◆ **To be done**:
Quote every line as given.

◆ **Provided entries**:
▽

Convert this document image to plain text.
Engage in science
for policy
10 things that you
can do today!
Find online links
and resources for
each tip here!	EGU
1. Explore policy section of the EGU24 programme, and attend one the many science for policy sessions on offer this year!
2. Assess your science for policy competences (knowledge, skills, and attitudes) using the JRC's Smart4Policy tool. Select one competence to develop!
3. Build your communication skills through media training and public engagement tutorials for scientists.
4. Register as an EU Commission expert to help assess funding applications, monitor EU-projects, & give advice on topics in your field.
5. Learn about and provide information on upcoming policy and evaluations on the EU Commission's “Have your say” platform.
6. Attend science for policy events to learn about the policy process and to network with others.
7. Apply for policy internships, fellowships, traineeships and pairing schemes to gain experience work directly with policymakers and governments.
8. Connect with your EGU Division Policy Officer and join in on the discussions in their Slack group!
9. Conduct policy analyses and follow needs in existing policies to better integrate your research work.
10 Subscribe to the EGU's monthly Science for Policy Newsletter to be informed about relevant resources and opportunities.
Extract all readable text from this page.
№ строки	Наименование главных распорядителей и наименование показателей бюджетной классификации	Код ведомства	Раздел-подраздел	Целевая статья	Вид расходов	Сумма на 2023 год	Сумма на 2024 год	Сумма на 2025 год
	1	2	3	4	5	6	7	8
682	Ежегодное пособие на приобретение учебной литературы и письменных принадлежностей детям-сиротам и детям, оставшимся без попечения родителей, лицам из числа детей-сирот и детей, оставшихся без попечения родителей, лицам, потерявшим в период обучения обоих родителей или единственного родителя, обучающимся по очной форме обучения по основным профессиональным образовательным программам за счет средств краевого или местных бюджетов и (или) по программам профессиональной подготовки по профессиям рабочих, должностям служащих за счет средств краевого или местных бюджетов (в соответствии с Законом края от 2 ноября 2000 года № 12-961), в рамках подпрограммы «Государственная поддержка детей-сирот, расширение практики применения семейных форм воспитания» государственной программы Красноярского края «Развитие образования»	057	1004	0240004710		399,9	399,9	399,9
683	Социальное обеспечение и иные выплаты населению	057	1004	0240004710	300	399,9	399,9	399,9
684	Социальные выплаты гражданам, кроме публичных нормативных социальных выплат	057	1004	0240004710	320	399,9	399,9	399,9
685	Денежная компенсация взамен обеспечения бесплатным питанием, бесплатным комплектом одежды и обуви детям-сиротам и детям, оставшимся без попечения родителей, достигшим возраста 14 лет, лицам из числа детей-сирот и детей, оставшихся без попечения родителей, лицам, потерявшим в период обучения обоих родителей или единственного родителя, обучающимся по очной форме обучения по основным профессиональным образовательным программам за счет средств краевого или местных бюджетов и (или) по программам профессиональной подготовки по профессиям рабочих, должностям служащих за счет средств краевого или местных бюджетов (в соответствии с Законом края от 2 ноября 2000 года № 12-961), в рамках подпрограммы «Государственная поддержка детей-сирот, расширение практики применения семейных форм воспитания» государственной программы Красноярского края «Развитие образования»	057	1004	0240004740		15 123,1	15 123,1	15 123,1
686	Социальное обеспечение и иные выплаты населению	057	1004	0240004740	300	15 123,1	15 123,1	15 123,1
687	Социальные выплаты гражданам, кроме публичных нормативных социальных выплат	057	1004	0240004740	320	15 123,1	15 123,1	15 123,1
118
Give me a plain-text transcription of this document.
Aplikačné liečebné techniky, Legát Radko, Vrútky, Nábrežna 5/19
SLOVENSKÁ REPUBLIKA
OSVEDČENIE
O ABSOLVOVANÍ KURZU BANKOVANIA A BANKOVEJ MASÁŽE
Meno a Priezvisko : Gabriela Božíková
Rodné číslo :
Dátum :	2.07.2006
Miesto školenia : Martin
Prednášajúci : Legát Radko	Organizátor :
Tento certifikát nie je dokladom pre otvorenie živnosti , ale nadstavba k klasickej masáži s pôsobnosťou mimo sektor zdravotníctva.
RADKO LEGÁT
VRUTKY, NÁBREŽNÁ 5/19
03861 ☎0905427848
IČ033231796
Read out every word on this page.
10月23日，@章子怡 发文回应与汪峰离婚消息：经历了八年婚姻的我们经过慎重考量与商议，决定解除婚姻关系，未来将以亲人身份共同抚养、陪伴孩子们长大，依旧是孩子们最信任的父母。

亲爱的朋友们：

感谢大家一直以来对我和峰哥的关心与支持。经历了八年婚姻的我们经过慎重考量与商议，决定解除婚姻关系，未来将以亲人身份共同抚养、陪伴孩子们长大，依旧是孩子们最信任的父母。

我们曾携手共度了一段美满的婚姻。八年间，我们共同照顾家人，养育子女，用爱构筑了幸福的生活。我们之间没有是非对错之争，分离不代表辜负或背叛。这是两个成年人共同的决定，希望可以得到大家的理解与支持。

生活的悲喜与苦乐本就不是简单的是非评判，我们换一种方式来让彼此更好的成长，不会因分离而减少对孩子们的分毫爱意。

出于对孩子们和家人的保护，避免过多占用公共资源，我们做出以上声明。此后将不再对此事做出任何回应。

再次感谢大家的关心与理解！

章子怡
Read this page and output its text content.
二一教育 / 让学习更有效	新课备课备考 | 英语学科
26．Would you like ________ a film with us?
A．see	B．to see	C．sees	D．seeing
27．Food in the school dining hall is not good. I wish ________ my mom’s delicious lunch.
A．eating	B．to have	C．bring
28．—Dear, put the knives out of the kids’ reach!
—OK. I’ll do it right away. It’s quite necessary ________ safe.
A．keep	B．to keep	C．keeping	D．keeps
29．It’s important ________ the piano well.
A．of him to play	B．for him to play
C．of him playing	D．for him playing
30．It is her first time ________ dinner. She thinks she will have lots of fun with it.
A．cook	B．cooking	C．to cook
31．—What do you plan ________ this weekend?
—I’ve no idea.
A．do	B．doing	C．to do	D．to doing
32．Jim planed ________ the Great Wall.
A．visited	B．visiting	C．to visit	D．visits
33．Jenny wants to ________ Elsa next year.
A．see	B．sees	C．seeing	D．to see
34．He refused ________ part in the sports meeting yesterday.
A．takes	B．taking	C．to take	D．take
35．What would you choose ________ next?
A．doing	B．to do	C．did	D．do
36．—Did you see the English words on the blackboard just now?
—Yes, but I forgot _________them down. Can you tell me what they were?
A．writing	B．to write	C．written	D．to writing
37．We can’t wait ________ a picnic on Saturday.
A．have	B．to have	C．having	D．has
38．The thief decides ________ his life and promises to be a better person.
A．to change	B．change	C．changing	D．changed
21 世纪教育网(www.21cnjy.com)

△

◆ **Task result**:
Convert this document image to plain text.
Engage in science
for policy
10 things that you
can do today!
Find online links
and resources for
each tip here!	EGU
1. Explore policy section of the EGU24 programme, and attend one the many science for policy sessions on offer this year!
2. Assess your science for policy competences (knowledge, skills, and attitudes) using the JRC's Smart4Policy tool. Select one competence to develop!
3. Build your communication skills through media training and public engagement tutorials for scientists.
4. Register as an EU Commission expert to help assess funding applications, monitor EU-projects, & give advice on topics in your field.
5. Learn about and provide information on upcoming policy and evaluations on the EU Commission's “Have your say” platform.
6. Attend science for policy events to learn about the policy process and to network with others.
7. Apply for policy internships, fellowships, traineeships and pairing schemes to gain experience work directly with policymakers and governments.
8. Connect with your EGU Division Policy Officer and join in on the discussions in their Slack group!
9. Conduct policy analyses and follow needs in existing policies to better integrate your research work.
10 Subscribe to the EGU's monthly Science for Policy Newsletter to be informed about relevant resources and opportunities.
Extract all readable text from this page.
№ строки	Наименование главных распорядителей и наименование показателей бюджетной классификации	Код ведомства	Раздел-подраздел	Целевая статья	Вид расходов	Сумма на 2023 год	Сумма на 2024 год	Сумма на 2025 год
	1	2	3	4	5	6	7	8
682	Ежегодное пособие на приобретение учебной литературы и письменных принадлежностей детям-сиротам и детям, оставшимся без попечения родителей, лицам из числа детей-сирот и детей, оставшихся без попечения родителей, лицам, потерявшим в период обучения обоих родителей или единственного родителя, обучающимся по очной форме обучения по основным профессиональным образовательным программам за счет средств краевого или местных бюджетов и (или) по программам профессиональной подготовки по профессиям рабочих, должностям служащих за счет средств краевого или местных бюджетов (в соответствии с Законом края от 2 ноября 2000 года № 12-961), в рамках подпрограммы «Государственная поддержка детей-сирот, расширение практики применения семейных форм воспитания» государственной программы Красноярского края «Развитие образования»	057	1004	0240004710		399,9	399,9	399,9
683	Социальное обеспечение и иные выплаты населению	057	1004	0240004710	300	399,9	399,9	399,9
684	Социальные выплаты гражданам, кроме публичных нормативных социальных выплат	057	1004	0240004710	320	399,9	399,9	399,9
685	Денежная компенсация взамен обеспечения бесплатным питанием, бесплатным комплектом одежды и обуви детям-сиротам и детям, оставшимся без попечения родителей, достигшим возраста 14 лет, лицам из числа детей-сирот и детей, оставшихся без попечения родителей, лицам, потерявшим в период обучения обоих родителей или единственного родителя, обучающимся по очной форме обучения по основным профессиональным образовательным программам за счет средств краевого или местных бюджетов и (или) по программам профессиональной подготовки по профессиям рабочих, должностям служащих за счет средств краевого или местных бюджетов (в соответствии с Законом края от 2 ноября 2000 года № 12-961), в рамках подпрограммы «Государственная поддержка детей-сирот, расширение практики применения семейных форм воспитания» государственной программы Красноярского края «Развитие образования»	057	1004	0240004740		15 123,1	15 123,1	15 123,1
686	Социальное обеспечение и иные выплаты населению	057	1004	0240004740	300	15 123,1	15 123,1	15 123,1
687	Социальные выплаты гражданам, кроме публичных нормативных социальных выплат	057	1004	0240004740	320	15 123,1	15 123,1	15 123,1
118
Give me a plain-text transcription of this document.
Aplikačné liečebné techniky, Legát Radko, Vrútky, Nábrežna 5/19
SLOVENSKÁ REPUBLIKA
OSVEDČENIE
O ABSOLVOVANÍ KURZU BANKOVANIA A BANKOVEJ MASÁŽE
Meno a Priezvisko : Gabriela Božíková
Rodné číslo :
Dátum :	2.07.2006
Miesto školenia : Martin
Prednášajúci : Legát Radko	Organizátor :
Tento certifikát nie je dokladom pre otvorenie živnosti , ale nadstavba k klasickej masáži s pôsobnosťou mimo sektor zdravotníctva.
RADKO LEGÁT
VRUTKY, NÁBREŽNÁ 5/19
03861 ☎0905427848
IČ033231796
Read out every word on this page.
10月23日，@章子怡 发文回应与汪峰离婚消息：经历了八年婚姻的我们经过慎重考量与商议，决定解除婚姻关系，未来将以亲人身份共同抚养、陪伴孩子们长大，依旧是孩子们最信任的父母。

亲爱的朋友们：

感谢大家一直以来对我和峰哥的关心与支持。经历了八年婚姻的我们经过慎重考量与商议，决定解除婚姻关系，未来将以亲人身份共同抚养、陪伴孩子们长大，依旧是孩子们最信任的父母。

我们曾携手共度了一段美满的婚姻。八年间，我们共同照顾家人，养育子女，用爱构筑了幸福的生活。我们之间没有是非对错之争，分离不代表辜负或背叛。这是两个成年人共同的决定，希望可以得到大家的理解与支持。

生活的悲喜与苦乐本就不是简单的是非评判，我们换一种方式来让彼此更好的成长，不会因分离而减少对孩子们的分毫爱意。

出于对孩子们和家人的保护，避免过多占用公共资源，我们做出以上声明。此后将不再对此事做出任何回应。

再次感谢大家的关心与理解！

章子怡
Read this page and output its text content.
二一教育 / 让学习更有效	新课备课备考 | 英语学科
26．Would you like ________ a film with us?
A．see	B．to see	C．sees	D．seeing
27．Food in the school dining hall is not good. I wish ________ my mom’s delicious lunch.
A．eating	B．to have	C．bring
28．—Dear, put the knives out of the kids’ reach!
—OK. I’ll do it right away. It’s quite necessary ________ safe.
A．keep	B．to keep	C．keeping	D．keeps
29．It’s important ________ the piano well.
A．of him to play	B．for him to play
C．of him playing	D．for him playing
30．It is her first time ________ dinner. She thinks she will have lots of fun with it.
A．cook	B．cooking	C．to cook
31．—What do you plan ________ this weekend?
—I’ve no idea.
A．do	B．doing	C．to do	D．to doing
32．Jim planed ________ the Great Wall.
A．visited	B．visiting	C．to visit	D．visits
33．Jenny wants to ________ Elsa next year.
A．see	B．sees	C．seeing	D．to see
34．He refused ________ part in the sports meeting yesterday.
A．takes	B．taking	C．to take	D．take
35．What would you choose ________ next?
A．doing	B．to do	C．did	D．do
36．—Did you see the English words on the blackboard just now?
—Yes, but I forgot _________them down. Can you tell me what they were?
A．writing	B．to write	C．written	D．to writing
37．We can’t wait ________ a picnic on Saturday.
A．have	B．to have	C．having	D．has
38．The thief decides ________ his life and promises to be a better person.
A．to change	B．change	C．changing	D．changed
21 世纪教育网(www.21cnjy.com)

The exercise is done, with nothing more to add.